Write out the listing exactly as it is given.

## Entries supplied

╭──

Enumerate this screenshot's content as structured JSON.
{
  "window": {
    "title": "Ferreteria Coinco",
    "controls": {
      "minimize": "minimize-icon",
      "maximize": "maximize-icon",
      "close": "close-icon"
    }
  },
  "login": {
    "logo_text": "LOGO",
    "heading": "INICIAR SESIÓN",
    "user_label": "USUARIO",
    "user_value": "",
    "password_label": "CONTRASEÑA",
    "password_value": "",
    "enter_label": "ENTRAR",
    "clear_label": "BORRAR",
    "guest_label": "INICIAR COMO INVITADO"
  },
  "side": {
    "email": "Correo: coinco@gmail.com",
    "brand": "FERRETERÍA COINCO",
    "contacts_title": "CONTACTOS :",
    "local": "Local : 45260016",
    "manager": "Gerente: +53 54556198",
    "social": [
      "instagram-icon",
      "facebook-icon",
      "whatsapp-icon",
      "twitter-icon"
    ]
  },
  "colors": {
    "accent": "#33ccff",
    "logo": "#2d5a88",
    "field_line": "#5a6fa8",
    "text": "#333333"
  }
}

╰──

## The completed task
Enumerate this screenshot's content as structured JSON.
{
  "window": {
    "title": "Ferreteria Coinco",
    "controls": {
      "minimize": "minimize-icon",
      "maximize": "maximize-icon",
      "close": "close-icon"
    }
  },
  "login": {
    "logo_text": "LOGO",
    "heading": "INICIAR SESIÓN",
    "user_label": "USUARIO",
    "user_value": "",
    "password_label": "CONTRASEÑA",
    "password_value": "",
    "enter_label": "ENTRAR",
    "clear_label": "BORRAR",
    "guest_label": "INICIAR COMO INVITADO"
  },
  "side": {
    "email": "Correo: coinco@gmail.com",
    "brand": "FERRETERÍA COINCO",
    "contacts_title": "CONTACTOS :",
    "local": "Local : 45260016",
    "manager": "Gerente: +53 54556198",
    "social": [
      "instagram-icon",
      "facebook-icon",
      "whatsapp-icon",
      "twitter-icon"
    ]
  },
  "colors": {
    "accent": "#33ccff",
    "logo": "#2d5a88",
    "field_line": "#5a6fa8",
    "text": "#333333"
  }
}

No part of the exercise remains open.